(Collected data)
_ _ _

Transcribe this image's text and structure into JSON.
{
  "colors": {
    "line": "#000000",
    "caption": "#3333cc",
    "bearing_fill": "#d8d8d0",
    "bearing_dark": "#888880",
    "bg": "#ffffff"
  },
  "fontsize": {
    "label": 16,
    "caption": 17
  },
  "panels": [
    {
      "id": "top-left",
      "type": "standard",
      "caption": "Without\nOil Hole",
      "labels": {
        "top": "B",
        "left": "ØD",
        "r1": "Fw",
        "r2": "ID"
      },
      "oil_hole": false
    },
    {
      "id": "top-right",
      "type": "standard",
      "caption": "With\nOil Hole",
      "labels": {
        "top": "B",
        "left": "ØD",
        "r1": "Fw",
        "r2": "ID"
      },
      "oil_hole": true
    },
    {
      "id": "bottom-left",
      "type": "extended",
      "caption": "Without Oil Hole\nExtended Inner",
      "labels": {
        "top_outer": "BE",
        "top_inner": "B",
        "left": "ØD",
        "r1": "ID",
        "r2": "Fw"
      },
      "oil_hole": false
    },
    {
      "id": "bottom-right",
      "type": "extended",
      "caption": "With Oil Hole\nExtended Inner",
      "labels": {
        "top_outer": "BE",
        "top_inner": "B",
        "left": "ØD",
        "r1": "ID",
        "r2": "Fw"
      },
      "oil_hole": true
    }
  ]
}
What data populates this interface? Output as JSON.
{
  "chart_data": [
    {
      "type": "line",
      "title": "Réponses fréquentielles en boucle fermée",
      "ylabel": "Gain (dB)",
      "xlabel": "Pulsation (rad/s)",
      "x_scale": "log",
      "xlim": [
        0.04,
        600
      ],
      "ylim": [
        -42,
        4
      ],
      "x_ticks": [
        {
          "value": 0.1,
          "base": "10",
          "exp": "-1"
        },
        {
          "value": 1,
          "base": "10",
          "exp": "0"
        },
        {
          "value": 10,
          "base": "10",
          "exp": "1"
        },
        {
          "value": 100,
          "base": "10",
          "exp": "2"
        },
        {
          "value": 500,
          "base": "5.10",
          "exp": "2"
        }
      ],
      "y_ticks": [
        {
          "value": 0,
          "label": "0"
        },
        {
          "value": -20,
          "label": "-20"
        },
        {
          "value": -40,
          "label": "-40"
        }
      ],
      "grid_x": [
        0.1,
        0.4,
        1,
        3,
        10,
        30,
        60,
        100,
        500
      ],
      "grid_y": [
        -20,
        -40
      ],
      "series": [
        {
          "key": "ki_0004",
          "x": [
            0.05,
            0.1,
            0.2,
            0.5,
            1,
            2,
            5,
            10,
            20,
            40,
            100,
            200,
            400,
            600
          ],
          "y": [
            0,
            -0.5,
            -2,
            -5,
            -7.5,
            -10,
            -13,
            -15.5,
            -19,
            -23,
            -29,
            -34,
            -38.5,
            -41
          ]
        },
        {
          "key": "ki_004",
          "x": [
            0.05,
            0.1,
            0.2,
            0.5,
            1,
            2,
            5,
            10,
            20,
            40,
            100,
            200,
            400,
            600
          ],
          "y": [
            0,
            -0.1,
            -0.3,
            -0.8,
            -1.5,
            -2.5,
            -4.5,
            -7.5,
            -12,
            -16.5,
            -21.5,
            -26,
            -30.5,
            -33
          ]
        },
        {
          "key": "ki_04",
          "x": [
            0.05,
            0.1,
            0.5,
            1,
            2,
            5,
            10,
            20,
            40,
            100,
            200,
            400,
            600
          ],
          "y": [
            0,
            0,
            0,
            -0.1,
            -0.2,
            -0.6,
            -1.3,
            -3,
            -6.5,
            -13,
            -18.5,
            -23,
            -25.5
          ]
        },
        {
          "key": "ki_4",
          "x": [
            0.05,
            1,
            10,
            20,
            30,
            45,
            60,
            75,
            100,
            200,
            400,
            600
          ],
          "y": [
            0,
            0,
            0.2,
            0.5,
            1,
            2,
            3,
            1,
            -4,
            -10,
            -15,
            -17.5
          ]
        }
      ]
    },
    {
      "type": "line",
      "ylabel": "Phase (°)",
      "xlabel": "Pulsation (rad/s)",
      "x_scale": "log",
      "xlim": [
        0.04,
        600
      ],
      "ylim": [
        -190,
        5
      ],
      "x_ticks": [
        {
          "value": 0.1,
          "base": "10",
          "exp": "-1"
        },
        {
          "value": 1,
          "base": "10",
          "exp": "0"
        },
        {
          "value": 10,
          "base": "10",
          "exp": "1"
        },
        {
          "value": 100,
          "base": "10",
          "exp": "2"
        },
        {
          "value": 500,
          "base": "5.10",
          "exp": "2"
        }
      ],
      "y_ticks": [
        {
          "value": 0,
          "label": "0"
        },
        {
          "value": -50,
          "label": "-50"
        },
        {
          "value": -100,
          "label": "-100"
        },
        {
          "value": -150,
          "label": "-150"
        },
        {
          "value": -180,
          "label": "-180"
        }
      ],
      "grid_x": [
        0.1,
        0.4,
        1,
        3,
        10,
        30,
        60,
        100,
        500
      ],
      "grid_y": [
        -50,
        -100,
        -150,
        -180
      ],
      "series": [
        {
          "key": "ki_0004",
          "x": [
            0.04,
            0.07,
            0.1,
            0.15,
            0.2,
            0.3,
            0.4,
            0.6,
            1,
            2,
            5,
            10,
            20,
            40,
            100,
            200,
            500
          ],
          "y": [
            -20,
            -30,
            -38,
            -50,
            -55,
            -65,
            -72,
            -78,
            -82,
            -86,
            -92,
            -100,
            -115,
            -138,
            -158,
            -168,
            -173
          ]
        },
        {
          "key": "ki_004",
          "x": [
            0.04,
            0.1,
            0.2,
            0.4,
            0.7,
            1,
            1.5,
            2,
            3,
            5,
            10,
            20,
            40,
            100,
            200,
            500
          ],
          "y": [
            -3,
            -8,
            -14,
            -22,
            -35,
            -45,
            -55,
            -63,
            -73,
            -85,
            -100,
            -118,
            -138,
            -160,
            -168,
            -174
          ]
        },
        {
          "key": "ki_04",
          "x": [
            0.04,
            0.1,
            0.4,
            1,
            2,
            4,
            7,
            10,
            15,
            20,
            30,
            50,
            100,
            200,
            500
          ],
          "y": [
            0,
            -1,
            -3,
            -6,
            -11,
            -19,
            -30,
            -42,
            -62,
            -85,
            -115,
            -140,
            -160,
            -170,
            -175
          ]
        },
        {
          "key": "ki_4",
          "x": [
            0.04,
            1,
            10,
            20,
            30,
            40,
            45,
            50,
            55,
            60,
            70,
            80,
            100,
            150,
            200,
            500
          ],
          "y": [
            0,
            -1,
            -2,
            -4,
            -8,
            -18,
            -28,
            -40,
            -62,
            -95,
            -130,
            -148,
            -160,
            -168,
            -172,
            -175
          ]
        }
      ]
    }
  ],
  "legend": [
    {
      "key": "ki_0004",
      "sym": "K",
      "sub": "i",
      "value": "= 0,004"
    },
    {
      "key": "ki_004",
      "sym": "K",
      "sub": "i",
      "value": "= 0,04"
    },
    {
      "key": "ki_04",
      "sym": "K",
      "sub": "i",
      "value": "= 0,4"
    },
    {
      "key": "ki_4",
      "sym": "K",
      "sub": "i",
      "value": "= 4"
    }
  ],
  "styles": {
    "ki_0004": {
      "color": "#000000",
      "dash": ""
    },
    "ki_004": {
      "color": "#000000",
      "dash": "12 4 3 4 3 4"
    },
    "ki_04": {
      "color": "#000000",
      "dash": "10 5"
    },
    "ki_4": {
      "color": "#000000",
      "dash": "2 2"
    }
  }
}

_ _ _

Stated goal>
Output all records verbatim.

Reply>
Transcribe this image's text and structure into JSON.
{
  "colors": {
    "line": "#000000",
    "caption": "#3333cc",
    "bearing_fill": "#d8d8d0",
    "bearing_dark": "#888880",
    "bg": "#ffffff"
  },
  "fontsize": {
    "label": 16,
    "caption": 17
  },
  "panels": [
    {
      "id": "top-left",
      "type": "standard",
      "caption": "Without\nOil Hole",
      "labels": {
        "top": "B",
        "left": "ØD",
        "r1": "Fw",
        "r2": "ID"
      },
      "oil_hole": false
    },
    {
      "id": "top-right",
      "type": "standard",
      "caption": "With\nOil Hole",
      "labels": {
        "top": "B",
        "left": "ØD",
        "r1": "Fw",
        "r2": "ID"
      },
      "oil_hole": true
    },
    {
      "id": "bottom-left",
      "type": "extended",
      "caption": "Without Oil Hole\nExtended Inner",
      "labels": {
        "top_outer": "BE",
        "top_inner": "B",
        "left": "ØD",
        "r1": "ID",
        "r2": "Fw"
      },
      "oil_hole": false
    },
    {
      "id": "bottom-right",
      "type": "extended",
      "caption": "With Oil Hole\nExtended Inner",
      "labels": {
        "top_outer": "BE",
        "top_inner": "B",
        "left": "ØD",
        "r1": "ID",
        "r2": "Fw"
      },
      "oil_hole": true
    }
  ]
}
What data populates this interface? Output as JSON.
{
  "chart_data": [
    {
      "type": "line",
      "title": "Réponses fréquentielles en boucle fermée",
      "ylabel": "Gain (dB)",
      "xlabel": "Pulsation (rad/s)",
      "x_scale": "log",
      "xlim": [
        0.04,
        600
      ],
      "ylim": [
        -42,
        4
      ],
      "x_ticks": [
        {
          "value": 0.1,
          "base": "10",
          "exp": "-1"
        },
        {
          "value": 1,
          "base": "10",
          "exp": "0"
        },
        {
          "value": 10,
          "base": "10",
          "exp": "1"
        },
        {
          "value": 100,
          "base": "10",
          "exp": "2"
        },
        {
          "value": 500,
          "base": "5.10",
          "exp": "2"
        }
      ],
      "y_ticks": [
        {
          "value": 0,
          "label": "0"
        },
        {
          "value": -20,
          "label": "-20"
        },
        {
          "value": -40,
          "label": "-40"
        }
      ],
      "grid_x": [
        0.1,
        0.4,
        1,
        3,
        10,
        30,
        60,
        100,
        500
      ],
      "grid_y": [
        -20,
        -40
      ],
      "series": [
        {
          "key": "ki_0004",
          "x": [
            0.05,
            0.1,
            0.2,
            0.5,
            1,
            2,
            5,
            10,
            20,
            40,
            100,
            200,
            400,
            600
          ],
          "y": [
            0,
            -0.5,
            -2,
            -5,
            -7.5,
            -10,
            -13,
            -15.5,
            -19,
            -23,
            -29,
            -34,
            -38.5,
            -41
          ]
        },
        {
          "key": "ki_004",
          "x": [
            0.05,
            0.1,
            0.2,
            0.5,
            1,
            2,
            5,
            10,
            20,
            40,
            100,
            200,
            400,
            600
          ],
          "y": [
            0,
            -0.1,
            -0.3,
            -0.8,
            -1.5,
            -2.5,
            -4.5,
            -7.5,
            -12,
            -16.5,
            -21.5,
            -26,
            -30.5,
            -33
          ]
        },
        {
          "key": "ki_04",
          "x": [
            0.05,
            0.1,
            0.5,
            1,
            2,
            5,
            10,
            20,
            40,
            100,
            200,
            400,
            600
          ],
          "y": [
            0,
            0,
            0,
            -0.1,
            -0.2,
            -0.6,
            -1.3,
            -3,
            -6.5,
            -13,
            -18.5,
            -23,
            -25.5
          ]
        },
        {
          "key": "ki_4",
          "x": [
            0.05,
            1,
            10,
            20,
            30,
            45,
            60,
            75,
            100,
            200,
            400,
            600
          ],
          "y": [
            0,
            0,
            0.2,
            0.5,
            1,
            2,
            3,
            1,
            -4,
            -10,
            -15,
            -17.5
          ]
        }
      ]
    },
    {
      "type": "line",
      "ylabel": "Phase (°)",
      "xlabel": "Pulsation (rad/s)",
      "x_scale": "log",
      "xlim": [
        0.04,
        600
      ],
      "ylim": [
        -190,
        5
      ],
      "x_ticks": [
        {
          "value": 0.1,
          "base": "10",
          "exp": "-1"
        },
        {
          "value": 1,
          "base": "10",
          "exp": "0"
        },
        {
          "value": 10,
          "base": "10",
          "exp": "1"
        },
        {
          "value": 100,
          "base": "10",
          "exp": "2"
        },
        {
          "value": 500,
          "base": "5.10",
          "exp": "2"
        }
      ],
      "y_ticks": [
        {
          "value": 0,
          "label": "0"
        },
        {
          "value": -50,
          "label": "-50"
        },
        {
          "value": -100,
          "label": "-100"
        },
        {
          "value": -150,
          "label": "-150"
        },
        {
          "value": -180,
          "label": "-180"
        }
      ],
      "grid_x": [
        0.1,
        0.4,
        1,
        3,
        10,
        30,
        60,
        100,
        500
      ],
      "grid_y": [
        -50,
        -100,
        -150,
        -180
      ],
      "series": [
        {
          "key": "ki_0004",
          "x": [
            0.04,
            0.07,
            0.1,
            0.15,
            0.2,
            0.3,
            0.4,
            0.6,
            1,
            2,
            5,
            10,
            20,
            40,
            100,
            200,
            500
          ],
          "y": [
            -20,
            -30,
            -38,
            -50,
            -55,
            -65,
            -72,
            -78,
            -82,
            -86,
            -92,
            -100,
            -115,
            -138,
            -158,
            -168,
            -173
          ]
        },
        {
          "key": "ki_004",
          "x": [
            0.04,
            0.1,
            0.2,
            0.4,
            0.7,
            1,
            1.5,
            2,
            3,
            5,
            10,
            20,
            40,
            100,
            200,
            500
          ],
          "y": [
            -3,
            -8,
            -14,
            -22,
            -35,
            -45,
            -55,
            -63,
            -73,
            -85,
            -100,
            -118,
            -138,
            -160,
            -168,
            -174
          ]
        },
        {
          "key": "ki_04",
          "x": [
            0.04,
            0.1,
            0.4,
            1,
            2,
            4,
            7,
            10,
            15,
            20,
            30,
            50,
            100,
            200,
            500
          ],
          "y": [
            0,
            -1,
            -3,
            -6,
            -11,
            -19,
            -30,
            -42,
            -62,
            -85,
            -115,
            -140,
            -160,
            -170,
            -175
          ]
        },
        {
          "key": "ki_4",
          "x": [
            0.04,
            1,
            10,
            20,
            30,
            40,
            45,
            50,
            55,
            60,
            70,
            80,
            100,
            150,
            200,
            500
          ],
          "y": [
            0,
            -1,
            -2,
            -4,
            -8,
            -18,
            -28,
            -40,
            -62,
            -95,
            -130,
            -148,
            -160,
            -168,
            -172,
            -175
          ]
        }
      ]
    }
  ],
  "legend": [
    {
      "key": "ki_0004",
      "sym": "K",
      "sub": "i",
      "value": "= 0,004"
    },
    {
      "key": "ki_004",
      "sym": "K",
      "sub": "i",
      "value": "= 0,04"
    },
    {
      "key": "ki_04",
      "sym": "K",
      "sub": "i",
      "value": "= 0,4"
    },
    {
      "key": "ki_4",
      "sym": "K",
      "sub": "i",
      "value": "= 4"
    }
  ],
  "styles": {
    "ki_0004": {
      "color": "#000000",
      "dash": ""
    },
    "ki_004": {
      "color": "#000000",
      "dash": "12 4 3 4 3 4"
    },
    "ki_04": {
      "color": "#000000",
      "dash": "10 5"
    },
    "ki_4": {
      "color": "#000000",
      "dash": "2 2"
    }
  }
}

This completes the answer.